State the number of lines below in which the word "verified" appears. Nothing else belongs in the answer.

[Collected data entries]
╭──

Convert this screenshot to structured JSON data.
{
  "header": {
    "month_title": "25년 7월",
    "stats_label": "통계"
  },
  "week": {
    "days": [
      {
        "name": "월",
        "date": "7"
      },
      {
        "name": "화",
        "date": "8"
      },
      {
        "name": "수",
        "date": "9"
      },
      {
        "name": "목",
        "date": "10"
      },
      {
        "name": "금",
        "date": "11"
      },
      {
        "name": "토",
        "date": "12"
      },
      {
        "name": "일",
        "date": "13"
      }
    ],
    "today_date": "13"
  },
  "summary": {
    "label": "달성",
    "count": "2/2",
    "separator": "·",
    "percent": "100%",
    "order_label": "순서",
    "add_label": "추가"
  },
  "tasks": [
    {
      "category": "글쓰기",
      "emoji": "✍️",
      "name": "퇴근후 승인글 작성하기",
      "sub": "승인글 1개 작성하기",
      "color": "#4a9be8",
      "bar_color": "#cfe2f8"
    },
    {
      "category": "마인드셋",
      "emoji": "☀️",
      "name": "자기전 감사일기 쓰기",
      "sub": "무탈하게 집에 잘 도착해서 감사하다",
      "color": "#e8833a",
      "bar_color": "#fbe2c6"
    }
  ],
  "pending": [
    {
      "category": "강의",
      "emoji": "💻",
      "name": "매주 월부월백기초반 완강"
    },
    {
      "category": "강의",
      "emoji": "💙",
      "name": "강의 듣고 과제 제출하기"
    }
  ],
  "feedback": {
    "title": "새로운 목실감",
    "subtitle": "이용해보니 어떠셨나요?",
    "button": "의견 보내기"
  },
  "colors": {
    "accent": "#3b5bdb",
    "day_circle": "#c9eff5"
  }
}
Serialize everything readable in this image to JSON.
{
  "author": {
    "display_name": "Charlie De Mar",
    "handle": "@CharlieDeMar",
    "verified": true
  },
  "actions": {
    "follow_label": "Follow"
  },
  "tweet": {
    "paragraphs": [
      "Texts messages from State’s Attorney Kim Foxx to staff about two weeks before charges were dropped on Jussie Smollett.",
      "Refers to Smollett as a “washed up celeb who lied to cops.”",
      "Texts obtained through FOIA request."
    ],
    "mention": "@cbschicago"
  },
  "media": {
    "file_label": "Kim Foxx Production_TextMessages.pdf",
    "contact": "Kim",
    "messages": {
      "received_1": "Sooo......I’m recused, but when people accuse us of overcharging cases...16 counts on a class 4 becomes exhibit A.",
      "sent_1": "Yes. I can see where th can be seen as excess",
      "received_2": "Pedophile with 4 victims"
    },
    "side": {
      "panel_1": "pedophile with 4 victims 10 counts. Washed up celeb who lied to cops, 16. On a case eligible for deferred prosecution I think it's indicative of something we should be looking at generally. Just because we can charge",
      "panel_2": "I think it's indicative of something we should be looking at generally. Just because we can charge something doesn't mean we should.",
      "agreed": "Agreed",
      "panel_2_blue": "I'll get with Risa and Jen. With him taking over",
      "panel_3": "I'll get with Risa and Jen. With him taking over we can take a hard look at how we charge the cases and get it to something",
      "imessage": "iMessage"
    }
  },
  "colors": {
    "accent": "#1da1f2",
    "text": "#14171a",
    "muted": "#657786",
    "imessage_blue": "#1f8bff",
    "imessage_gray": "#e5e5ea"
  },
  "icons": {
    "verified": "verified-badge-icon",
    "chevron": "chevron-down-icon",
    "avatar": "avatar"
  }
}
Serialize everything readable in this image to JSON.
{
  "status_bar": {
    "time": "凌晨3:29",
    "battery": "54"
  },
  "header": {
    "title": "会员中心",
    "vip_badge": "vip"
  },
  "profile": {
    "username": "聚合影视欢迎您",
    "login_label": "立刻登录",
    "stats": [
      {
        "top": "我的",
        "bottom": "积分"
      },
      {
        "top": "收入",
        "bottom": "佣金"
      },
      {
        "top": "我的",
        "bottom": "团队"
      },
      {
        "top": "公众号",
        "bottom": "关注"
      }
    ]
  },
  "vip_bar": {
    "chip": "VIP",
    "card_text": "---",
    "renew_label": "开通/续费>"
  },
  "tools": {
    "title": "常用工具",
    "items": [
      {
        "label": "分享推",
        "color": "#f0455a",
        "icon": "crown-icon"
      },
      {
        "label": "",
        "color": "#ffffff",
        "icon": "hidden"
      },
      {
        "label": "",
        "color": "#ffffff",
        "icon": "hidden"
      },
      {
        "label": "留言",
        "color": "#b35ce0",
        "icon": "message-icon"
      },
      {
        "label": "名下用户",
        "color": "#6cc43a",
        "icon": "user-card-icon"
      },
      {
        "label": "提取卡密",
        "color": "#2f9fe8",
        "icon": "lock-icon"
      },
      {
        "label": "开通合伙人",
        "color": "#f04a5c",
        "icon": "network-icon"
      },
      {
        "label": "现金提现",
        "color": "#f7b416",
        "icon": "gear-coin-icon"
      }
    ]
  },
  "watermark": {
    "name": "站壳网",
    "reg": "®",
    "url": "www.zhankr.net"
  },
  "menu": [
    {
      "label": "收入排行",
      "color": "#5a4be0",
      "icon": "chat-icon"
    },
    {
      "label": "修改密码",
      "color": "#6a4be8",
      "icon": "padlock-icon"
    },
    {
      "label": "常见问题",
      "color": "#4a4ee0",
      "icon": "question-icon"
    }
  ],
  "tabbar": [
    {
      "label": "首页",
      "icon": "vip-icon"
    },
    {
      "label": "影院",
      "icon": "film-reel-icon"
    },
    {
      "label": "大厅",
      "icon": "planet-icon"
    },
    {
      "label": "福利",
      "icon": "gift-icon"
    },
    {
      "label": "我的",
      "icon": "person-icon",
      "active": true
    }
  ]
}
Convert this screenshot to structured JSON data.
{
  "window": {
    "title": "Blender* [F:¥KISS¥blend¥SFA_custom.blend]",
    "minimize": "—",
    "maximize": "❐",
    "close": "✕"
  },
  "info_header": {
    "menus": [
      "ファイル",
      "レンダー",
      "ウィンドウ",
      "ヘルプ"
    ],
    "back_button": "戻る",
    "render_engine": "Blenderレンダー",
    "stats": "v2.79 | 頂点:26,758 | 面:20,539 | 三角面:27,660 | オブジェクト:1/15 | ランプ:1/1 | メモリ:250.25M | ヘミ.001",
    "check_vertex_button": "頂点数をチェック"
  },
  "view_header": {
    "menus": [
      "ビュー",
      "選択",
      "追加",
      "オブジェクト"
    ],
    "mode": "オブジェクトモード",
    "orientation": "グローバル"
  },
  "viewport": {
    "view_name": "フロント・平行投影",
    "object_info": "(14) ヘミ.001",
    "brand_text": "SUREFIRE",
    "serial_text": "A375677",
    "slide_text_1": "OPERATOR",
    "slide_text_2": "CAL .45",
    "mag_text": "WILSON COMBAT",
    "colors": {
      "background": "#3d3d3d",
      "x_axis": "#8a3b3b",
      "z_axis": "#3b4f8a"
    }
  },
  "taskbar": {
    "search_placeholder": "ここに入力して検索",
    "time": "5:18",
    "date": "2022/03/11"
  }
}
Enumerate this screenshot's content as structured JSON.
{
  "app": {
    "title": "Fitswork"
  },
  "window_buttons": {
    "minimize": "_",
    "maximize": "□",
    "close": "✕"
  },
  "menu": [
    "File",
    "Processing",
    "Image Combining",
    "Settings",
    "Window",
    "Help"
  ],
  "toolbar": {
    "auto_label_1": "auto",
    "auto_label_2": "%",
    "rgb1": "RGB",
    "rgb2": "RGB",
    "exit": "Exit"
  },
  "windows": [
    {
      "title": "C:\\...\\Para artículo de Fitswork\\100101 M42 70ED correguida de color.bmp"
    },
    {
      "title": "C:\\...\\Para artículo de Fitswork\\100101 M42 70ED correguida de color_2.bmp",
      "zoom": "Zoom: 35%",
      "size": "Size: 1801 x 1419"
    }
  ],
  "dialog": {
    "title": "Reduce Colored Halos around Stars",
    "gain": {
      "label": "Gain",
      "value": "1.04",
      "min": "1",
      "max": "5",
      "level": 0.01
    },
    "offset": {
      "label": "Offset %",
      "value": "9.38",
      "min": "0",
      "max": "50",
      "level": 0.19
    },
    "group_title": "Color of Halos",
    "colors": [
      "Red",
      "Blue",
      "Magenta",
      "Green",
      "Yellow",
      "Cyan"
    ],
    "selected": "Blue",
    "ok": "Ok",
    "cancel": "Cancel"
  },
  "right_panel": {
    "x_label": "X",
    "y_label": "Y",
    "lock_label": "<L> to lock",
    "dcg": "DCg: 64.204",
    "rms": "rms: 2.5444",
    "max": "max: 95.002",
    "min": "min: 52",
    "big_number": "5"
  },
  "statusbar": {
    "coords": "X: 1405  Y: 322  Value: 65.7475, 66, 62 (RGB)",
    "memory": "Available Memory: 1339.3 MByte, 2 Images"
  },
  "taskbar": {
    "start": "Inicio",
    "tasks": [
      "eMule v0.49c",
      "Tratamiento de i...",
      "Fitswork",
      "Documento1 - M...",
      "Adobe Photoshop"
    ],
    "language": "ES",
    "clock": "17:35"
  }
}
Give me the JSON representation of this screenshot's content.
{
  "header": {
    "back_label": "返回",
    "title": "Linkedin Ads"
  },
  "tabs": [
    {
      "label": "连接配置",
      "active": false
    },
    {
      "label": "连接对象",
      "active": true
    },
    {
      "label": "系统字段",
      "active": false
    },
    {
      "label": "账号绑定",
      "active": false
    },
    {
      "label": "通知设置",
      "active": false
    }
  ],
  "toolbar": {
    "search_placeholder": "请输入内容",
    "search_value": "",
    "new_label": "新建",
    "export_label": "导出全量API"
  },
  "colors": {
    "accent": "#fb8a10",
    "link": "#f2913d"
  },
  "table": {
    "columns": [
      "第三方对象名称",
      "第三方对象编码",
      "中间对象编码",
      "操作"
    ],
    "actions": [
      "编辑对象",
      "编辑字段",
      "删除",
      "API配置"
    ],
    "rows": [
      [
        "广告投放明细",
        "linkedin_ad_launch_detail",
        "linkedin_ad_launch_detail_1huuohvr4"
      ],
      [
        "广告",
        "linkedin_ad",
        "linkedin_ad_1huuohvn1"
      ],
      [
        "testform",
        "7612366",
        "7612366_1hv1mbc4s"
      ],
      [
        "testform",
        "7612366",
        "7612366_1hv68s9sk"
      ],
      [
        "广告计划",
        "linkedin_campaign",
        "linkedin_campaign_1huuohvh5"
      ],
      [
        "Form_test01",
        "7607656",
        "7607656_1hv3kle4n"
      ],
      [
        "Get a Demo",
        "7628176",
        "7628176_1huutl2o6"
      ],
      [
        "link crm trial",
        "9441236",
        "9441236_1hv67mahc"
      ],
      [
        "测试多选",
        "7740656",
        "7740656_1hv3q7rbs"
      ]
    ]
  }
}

╰──

# [RESPONSE TO THIS EXERCISE]
2